Stored data:
⁂

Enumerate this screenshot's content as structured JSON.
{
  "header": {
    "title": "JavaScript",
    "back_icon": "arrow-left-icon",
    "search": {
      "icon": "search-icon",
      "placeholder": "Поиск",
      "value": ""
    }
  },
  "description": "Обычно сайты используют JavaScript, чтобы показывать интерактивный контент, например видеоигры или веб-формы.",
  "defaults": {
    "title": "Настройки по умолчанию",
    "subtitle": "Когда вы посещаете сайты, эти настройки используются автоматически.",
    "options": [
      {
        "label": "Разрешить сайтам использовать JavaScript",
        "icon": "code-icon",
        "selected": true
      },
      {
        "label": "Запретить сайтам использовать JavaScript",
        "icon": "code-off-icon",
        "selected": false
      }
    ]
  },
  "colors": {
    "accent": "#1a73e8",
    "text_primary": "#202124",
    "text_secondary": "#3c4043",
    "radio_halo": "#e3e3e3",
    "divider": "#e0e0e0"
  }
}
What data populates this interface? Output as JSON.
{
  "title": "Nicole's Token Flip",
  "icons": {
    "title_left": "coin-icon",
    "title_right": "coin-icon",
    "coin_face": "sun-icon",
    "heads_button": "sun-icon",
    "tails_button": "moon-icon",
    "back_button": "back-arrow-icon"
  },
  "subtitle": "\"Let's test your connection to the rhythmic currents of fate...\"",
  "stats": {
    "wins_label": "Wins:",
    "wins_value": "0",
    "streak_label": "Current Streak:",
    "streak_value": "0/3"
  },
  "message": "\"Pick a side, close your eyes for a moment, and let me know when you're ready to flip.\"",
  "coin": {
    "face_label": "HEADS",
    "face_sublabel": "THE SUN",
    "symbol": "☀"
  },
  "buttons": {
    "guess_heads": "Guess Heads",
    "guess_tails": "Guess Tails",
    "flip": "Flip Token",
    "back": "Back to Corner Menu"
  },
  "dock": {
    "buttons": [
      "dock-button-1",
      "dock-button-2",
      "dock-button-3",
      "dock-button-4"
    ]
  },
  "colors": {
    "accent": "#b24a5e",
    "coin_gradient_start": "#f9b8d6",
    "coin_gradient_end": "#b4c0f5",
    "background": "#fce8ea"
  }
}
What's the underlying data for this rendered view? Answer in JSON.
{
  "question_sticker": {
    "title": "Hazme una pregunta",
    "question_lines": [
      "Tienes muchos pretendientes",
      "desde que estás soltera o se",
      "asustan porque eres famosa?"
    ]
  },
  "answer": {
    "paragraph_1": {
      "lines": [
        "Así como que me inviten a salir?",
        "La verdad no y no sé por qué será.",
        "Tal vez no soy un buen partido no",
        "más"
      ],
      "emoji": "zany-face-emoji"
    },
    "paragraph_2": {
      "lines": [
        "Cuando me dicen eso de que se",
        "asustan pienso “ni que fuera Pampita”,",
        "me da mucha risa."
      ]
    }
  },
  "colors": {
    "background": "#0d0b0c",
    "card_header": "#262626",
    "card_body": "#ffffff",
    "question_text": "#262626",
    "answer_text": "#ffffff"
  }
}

⁂

> Directive:
Output each record exactly, leaving nothing out.

> Task response:
Enumerate this screenshot's content as structured JSON.
{
  "header": {
    "title": "JavaScript",
    "back_icon": "arrow-left-icon",
    "search": {
      "icon": "search-icon",
      "placeholder": "Поиск",
      "value": ""
    }
  },
  "description": "Обычно сайты используют JavaScript, чтобы показывать интерактивный контент, например видеоигры или веб-формы.",
  "defaults": {
    "title": "Настройки по умолчанию",
    "subtitle": "Когда вы посещаете сайты, эти настройки используются автоматически.",
    "options": [
      {
        "label": "Разрешить сайтам использовать JavaScript",
        "icon": "code-icon",
        "selected": true
      },
      {
        "label": "Запретить сайтам использовать JavaScript",
        "icon": "code-off-icon",
        "selected": false
      }
    ]
  },
  "colors": {
    "accent": "#1a73e8",
    "text_primary": "#202124",
    "text_secondary": "#3c4043",
    "radio_halo": "#e3e3e3",
    "divider": "#e0e0e0"
  }
}
What data populates this interface? Output as JSON.
{
  "title": "Nicole's Token Flip",
  "icons": {
    "title_left": "coin-icon",
    "title_right": "coin-icon",
    "coin_face": "sun-icon",
    "heads_button": "sun-icon",
    "tails_button": "moon-icon",
    "back_button": "back-arrow-icon"
  },
  "subtitle": "\"Let's test your connection to the rhythmic currents of fate...\"",
  "stats": {
    "wins_label": "Wins:",
    "wins_value": "0",
    "streak_label": "Current Streak:",
    "streak_value": "0/3"
  },
  "message": "\"Pick a side, close your eyes for a moment, and let me know when you're ready to flip.\"",
  "coin": {
    "face_label": "HEADS",
    "face_sublabel": "THE SUN",
    "symbol": "☀"
  },
  "buttons": {
    "guess_heads": "Guess Heads",
    "guess_tails": "Guess Tails",
    "flip": "Flip Token",
    "back": "Back to Corner Menu"
  },
  "dock": {
    "buttons": [
      "dock-button-1",
      "dock-button-2",
      "dock-button-3",
      "dock-button-4"
    ]
  },
  "colors": {
    "accent": "#b24a5e",
    "coin_gradient_start": "#f9b8d6",
    "coin_gradient_end": "#b4c0f5",
    "background": "#fce8ea"
  }
}
What's the underlying data for this rendered view? Answer in JSON.
{
  "question_sticker": {
    "title": "Hazme una pregunta",
    "question_lines": [
      "Tienes muchos pretendientes",
      "desde que estás soltera o se",
      "asustan porque eres famosa?"
    ]
  },
  "answer": {
    "paragraph_1": {
      "lines": [
        "Así como que me inviten a salir?",
        "La verdad no y no sé por qué será.",
        "Tal vez no soy un buen partido no",
        "más"
      ],
      "emoji": "zany-face-emoji"
    },
    "paragraph_2": {
      "lines": [
        "Cuando me dicen eso de que se",
        "asustan pienso “ni que fuera Pampita”,",
        "me da mucha risa."
      ]
    }
  },
  "colors": {
    "background": "#0d0b0c",
    "card_header": "#262626",
    "card_body": "#ffffff",
    "question_text": "#262626",
    "answer_text": "#ffffff"
  }
}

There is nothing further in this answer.